Short exercise
Below is a set of records. Repeat all of them exactly.

Data to process
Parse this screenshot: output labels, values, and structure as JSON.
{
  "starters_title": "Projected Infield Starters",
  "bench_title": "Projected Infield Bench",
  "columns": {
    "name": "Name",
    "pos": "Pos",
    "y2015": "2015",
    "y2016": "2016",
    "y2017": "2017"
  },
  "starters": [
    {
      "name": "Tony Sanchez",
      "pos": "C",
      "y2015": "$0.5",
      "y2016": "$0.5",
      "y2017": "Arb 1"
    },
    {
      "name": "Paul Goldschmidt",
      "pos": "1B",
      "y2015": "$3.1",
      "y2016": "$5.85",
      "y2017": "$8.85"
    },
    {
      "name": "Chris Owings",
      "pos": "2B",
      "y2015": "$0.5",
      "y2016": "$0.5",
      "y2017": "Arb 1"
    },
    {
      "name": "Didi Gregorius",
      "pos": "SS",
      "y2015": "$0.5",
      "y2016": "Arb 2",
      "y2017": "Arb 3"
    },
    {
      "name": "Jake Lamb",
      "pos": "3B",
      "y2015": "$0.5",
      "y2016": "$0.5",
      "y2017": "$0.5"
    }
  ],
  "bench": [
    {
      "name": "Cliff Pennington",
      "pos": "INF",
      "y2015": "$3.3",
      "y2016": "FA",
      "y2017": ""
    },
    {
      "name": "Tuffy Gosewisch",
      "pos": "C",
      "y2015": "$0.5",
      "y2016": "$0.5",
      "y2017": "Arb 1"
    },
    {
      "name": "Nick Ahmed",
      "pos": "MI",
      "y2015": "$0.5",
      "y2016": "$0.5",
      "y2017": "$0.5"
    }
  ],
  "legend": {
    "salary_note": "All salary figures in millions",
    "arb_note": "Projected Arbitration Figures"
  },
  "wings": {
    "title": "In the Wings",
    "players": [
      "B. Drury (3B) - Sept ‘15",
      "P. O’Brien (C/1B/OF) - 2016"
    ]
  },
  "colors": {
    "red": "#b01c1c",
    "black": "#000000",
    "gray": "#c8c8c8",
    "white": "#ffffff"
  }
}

Answer to this problem
Parse this screenshot: output labels, values, and structure as JSON.
{
  "starters_title": "Projected Infield Starters",
  "bench_title": "Projected Infield Bench",
  "columns": {
    "name": "Name",
    "pos": "Pos",
    "y2015": "2015",
    "y2016": "2016",
    "y2017": "2017"
  },
  "starters": [
    {
      "name": "Tony Sanchez",
      "pos": "C",
      "y2015": "$0.5",
      "y2016": "$0.5",
      "y2017": "Arb 1"
    },
    {
      "name": "Paul Goldschmidt",
      "pos": "1B",
      "y2015": "$3.1",
      "y2016": "$5.85",
      "y2017": "$8.85"
    },
    {
      "name": "Chris Owings",
      "pos": "2B",
      "y2015": "$0.5",
      "y2016": "$0.5",
      "y2017": "Arb 1"
    },
    {
      "name": "Didi Gregorius",
      "pos": "SS",
      "y2015": "$0.5",
      "y2016": "Arb 2",
      "y2017": "Arb 3"
    },
    {
      "name": "Jake Lamb",
      "pos": "3B",
      "y2015": "$0.5",
      "y2016": "$0.5",
      "y2017": "$0.5"
    }
  ],
  "bench": [
    {
      "name": "Cliff Pennington",
      "pos": "INF",
      "y2015": "$3.3",
      "y2016": "FA",
      "y2017": ""
    },
    {
      "name": "Tuffy Gosewisch",
      "pos": "C",
      "y2015": "$0.5",
      "y2016": "$0.5",
      "y2017": "Arb 1"
    },
    {
      "name": "Nick Ahmed",
      "pos": "MI",
      "y2015": "$0.5",
      "y2016": "$0.5",
      "y2017": "$0.5"
    }
  ],
  "legend": {
    "salary_note": "All salary figures in millions",
    "arb_note": "Projected Arbitration Figures"
  },
  "wings": {
    "title": "In the Wings",
    "players": [
      "B. Drury (3B) - Sept ‘15",
      "P. O’Brien (C/1B/OF) - 2016"
    ]
  },
  "colors": {
    "red": "#b01c1c",
    "black": "#000000",
    "gray": "#c8c8c8",
    "white": "#ffffff"
  }
}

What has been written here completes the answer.